_MATERIAL FOR THIS TASK_:

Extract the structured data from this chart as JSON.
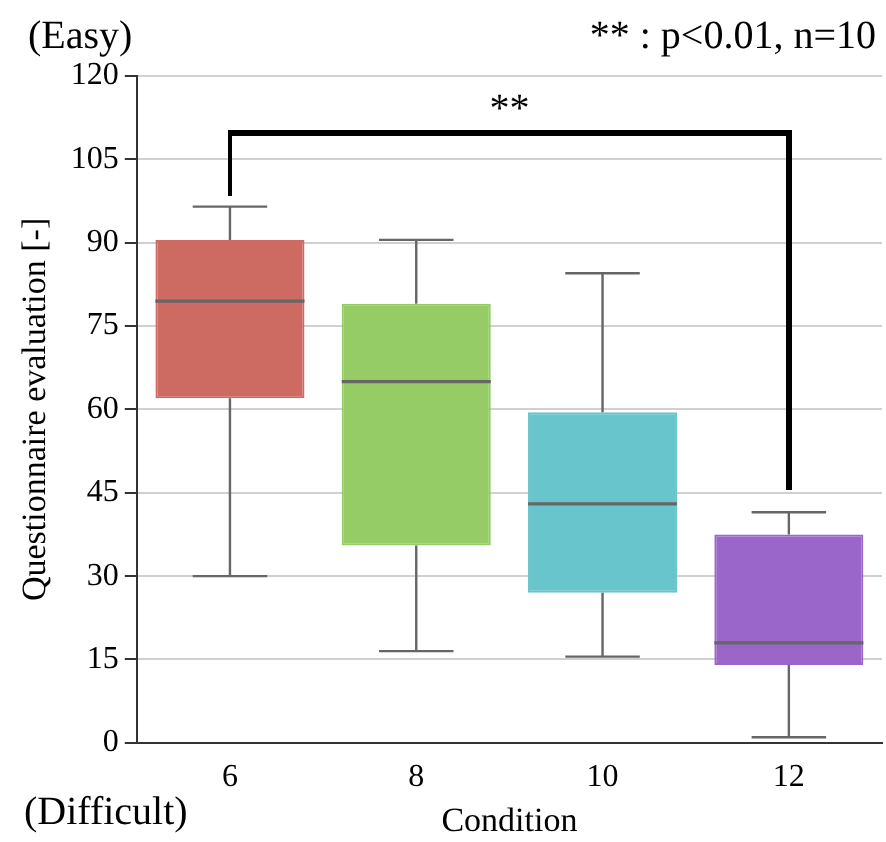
{
  "chart_data": {
    "type": "box",
    "xlabel": "Condition",
    "ylabel": "Questionnaire evaluation [-]",
    "categories": [
      "6",
      "8",
      "10",
      "12"
    ],
    "boxes": [
      {
        "low": 30,
        "q1": 62,
        "median": 79.5,
        "q3": 90.5,
        "high": 96.5
      },
      {
        "low": 16.5,
        "q1": 35.5,
        "median": 65,
        "q3": 79,
        "high": 90.5
      },
      {
        "low": 15.5,
        "q1": 27,
        "median": 43,
        "q3": 59.5,
        "high": 84.5
      },
      {
        "low": 1,
        "q1": 14,
        "median": 18,
        "q3": 37.5,
        "high": 41.5
      }
    ],
    "colors": [
      "#cd6b62",
      "#95cc66",
      "#69c5cc",
      "#9b66c9"
    ],
    "ylim": [
      0,
      120
    ],
    "yticks": [
      0,
      15,
      30,
      45,
      60,
      75,
      90,
      105,
      120
    ],
    "grid": "y",
    "annotations": [
      "(Easy)",
      "(Difficult)",
      "** : p<0.01, n=10",
      "**"
    ]
  }
}
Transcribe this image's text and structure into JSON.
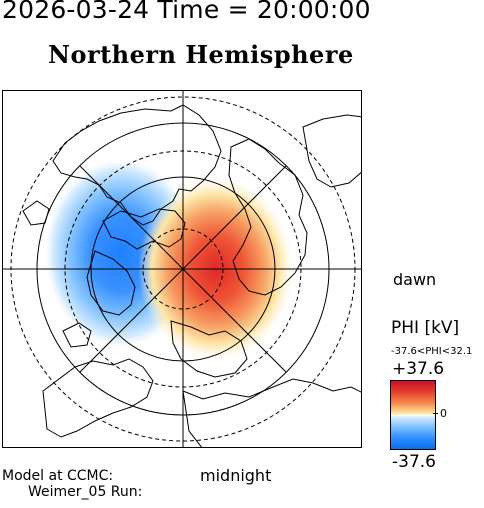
{
  "header": {
    "timestamp": "2026-03-24 Time = 20:00:00",
    "title": "Northern Hemisphere"
  },
  "orientation": {
    "dawn": "dawn",
    "midnight": "midnight"
  },
  "colorbar": {
    "label": "PHI [kV]",
    "range_text": "-37.6<PHI<32.1",
    "max_label": "+37.6",
    "zero_label": "0",
    "min_label": "-37.6",
    "positive_color": "#e02a2a",
    "negative_color": "#1e7fff"
  },
  "footer": {
    "model_line": "Model at CCMC:",
    "run_line": "Weimer_05 Run:"
  },
  "potential": {
    "min_kv": -37.6,
    "max_kv": 32.1
  }
}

_PROMPT_: Copy each line of the records above that carries the word "median".

_RESPONSE TO THE TASK_:
        "median": 79.5,
        "median": 65,
        "median": 43,
        "median": 18,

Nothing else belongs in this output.